::: Given records

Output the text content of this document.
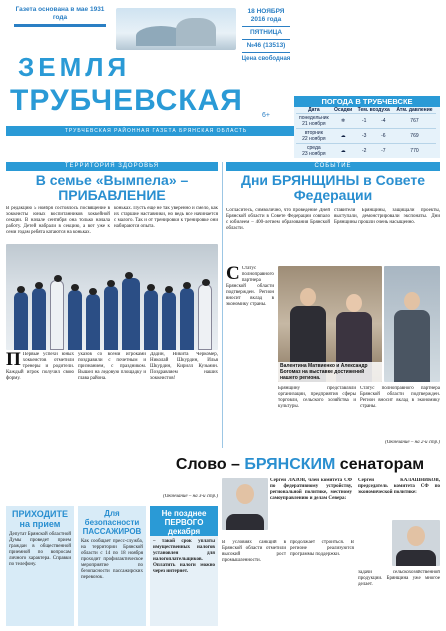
Газета основана в мае 1931 года
ЗЕМЛЯ
ТРУБЧЕВСКАЯ
ТРУБЧЕВСКАЯ РАЙОННАЯ ГАЗЕТА БРЯНСКАЯ ОБЛАСТЬ
18 НОЯБРЯ
2016 года
ПЯТНИЦА
№46 (13513)
Цена свободная
6+
ПОГОДА В ТРУБЧЕВСКЕ
Дата	Осадки	Тем. воздуха		Атм. давление
понедельник
21 ноября	❄	-1	-4	767
вторник
22 ноября	☁	-3	-6	769
среда
23 ноября	☁	-2	-7	770
ТЕРРИТОРИЯ ЗДОРОВЬЯ
В семье «Вымпела» – ПРИБАВЛЕНИЕ
В редакцию 5 ноября состоялось посвящение в хоккеисты юных воспитанников хоккейной секции. В начале сентября она только начала работу. Детей набрали в секцию, а вот уже к семи годам ребята катаются на коньках.
коньках. Пусть еще не так уверенно и смело, как их старшие наставники, но ведь все начинается с малого. Так и от тренировки к тренировке они набираются опыта.
П Первые успехи юных хоккеистов отметили тренеры и родители. Каждый игрок получил свою форму.
указов со всеми игроками поздравили с почетным и признанием, с праздником. Вышел на ледовую площадку и глава района.
Дадин, Никита Черкомер, Николай Шкурдин, Илья Шкурдин, Кирилл Кузьмин. Поздравляем наших хоккеистов!
(Окончание – на 3-й стр.)
СОБЫТИЕ
Дни БРЯНЩИНЫ в Совете Федерации
Согласитесь, символично, что проведение Дней Брянской области в Совете Федерации совпало с юбилеем – 400-летием образования Брянской области.
ставители Брянщины, защищали проекты, выступали, демонстрировали экспонаты. Дни Брянщины прошли очень насыщенно.
С Статус полноправного партнера Брянской области подтвержден. Регион вносит вклад в экономику страны.
Валентина Матвиенко и Александр Богомаз на выставке достижений нашего региона.
Брянщину представляли организации, предприятия сферы торговли, сельского хозяйства и культуры.
Статус полноправного партнера Брянской области подтвержден. Регион вносит вклад в экономику страны.
(Окончание – на 2-й стр.)
Слово – БРЯНСКИМ сенаторам
Сергей ЛАЗОВ, член комитета СФ по федеративному устройству, региональной политике, местному самоуправлению и делам Севера:
В условиях санкций в Брянской области отметили высокий рост промышленности.
продолжает строиться. В регионе реализуются программы поддержки.
Сергей КАЛАШНИКОВ, председатель комитета СФ по экономической политике:
задачи сельскохозяйственной продукции. Брянщина уже многое делает.
ПРИХОДИТЕ на прием
Депутат Брянской областной Думы проведет прием граждан в общественной приемной по вопросам личного характера. Справки по телефону.
Для безопасности ПАССАЖИРОВ
Как сообщает пресс-служба, на территории Брянской области с 14 по 18 ноября проходит профилактическое мероприятие по безопасности пассажирских перевозок.
Не позднее ПЕРВОГО декабря
– такой срок уплаты имущественных налогов установлен для налогоплательщиков. Оплатить налоги можно через интернет.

::::::

▶ Stated goal:
Transcribe every line from the records above without alteration, and leave out the images.

▶ Answer for this exercise:
Output the text content of this document.
Газета основана в мае 1931 года
ЗЕМЛЯ
ТРУБЧЕВСКАЯ
ТРУБЧЕВСКАЯ РАЙОННАЯ ГАЗЕТА БРЯНСКАЯ ОБЛАСТЬ
18 НОЯБРЯ
2016 года
ПЯТНИЦА
№46 (13513)
Цена свободная
6+
ПОГОДА В ТРУБЧЕВСКЕ
Дата	Осадки	Тем. воздуха		Атм. давление
понедельник
21 ноября	❄	-1	-4	767
вторник
22 ноября	☁	-3	-6	769
среда
23 ноября	☁	-2	-7	770
ТЕРРИТОРИЯ ЗДОРОВЬЯ
В семье «Вымпела» – ПРИБАВЛЕНИЕ
В редакцию 5 ноября состоялось посвящение в хоккеисты юных воспитанников хоккейной секции. В начале сентября она только начала работу. Детей набрали в секцию, а вот уже к семи годам ребята катаются на коньках.
коньках. Пусть еще не так уверенно и смело, как их старшие наставники, но ведь все начинается с малого. Так и от тренировки к тренировке они набираются опыта.
П Первые успехи юных хоккеистов отметили тренеры и родители. Каждый игрок получил свою форму.
указов со всеми игроками поздравили с почетным и признанием, с праздником. Вышел на ледовую площадку и глава района.
Дадин, Никита Черкомер, Николай Шкурдин, Илья Шкурдин, Кирилл Кузьмин. Поздравляем наших хоккеистов!
(Окончание – на 3-й стр.)
СОБЫТИЕ
Дни БРЯНЩИНЫ в Совете Федерации
Согласитесь, символично, что проведение Дней Брянской области в Совете Федерации совпало с юбилеем – 400-летием образования Брянской области.
ставители Брянщины, защищали проекты, выступали, демонстрировали экспонаты. Дни Брянщины прошли очень насыщенно.
С Статус полноправного партнера Брянской области подтвержден. Регион вносит вклад в экономику страны.
Валентина Матвиенко и Александр Богомаз на выставке достижений нашего региона.
Брянщину представляли организации, предприятия сферы торговли, сельского хозяйства и культуры.
Статус полноправного партнера Брянской области подтвержден. Регион вносит вклад в экономику страны.
(Окончание – на 2-й стр.)
Слово – БРЯНСКИМ сенаторам
Сергей ЛАЗОВ, член комитета СФ по федеративному устройству, региональной политике, местному самоуправлению и делам Севера:
В условиях санкций в Брянской области отметили высокий рост промышленности.
продолжает строиться. В регионе реализуются программы поддержки.
Сергей КАЛАШНИКОВ, председатель комитета СФ по экономической политике:
задачи сельскохозяйственной продукции. Брянщина уже многое делает.
ПРИХОДИТЕ на прием
Депутат Брянской областной Думы проведет прием граждан в общественной приемной по вопросам личного характера. Справки по телефону.
Для безопасности ПАССАЖИРОВ
Как сообщает пресс-служба, на территории Брянской области с 14 по 18 ноября проходит профилактическое мероприятие по безопасности пассажирских перевозок.
Не позднее ПЕРВОГО декабря
– такой срок уплаты имущественных налогов установлен для налогоплательщиков. Оплатить налоги можно через интернет.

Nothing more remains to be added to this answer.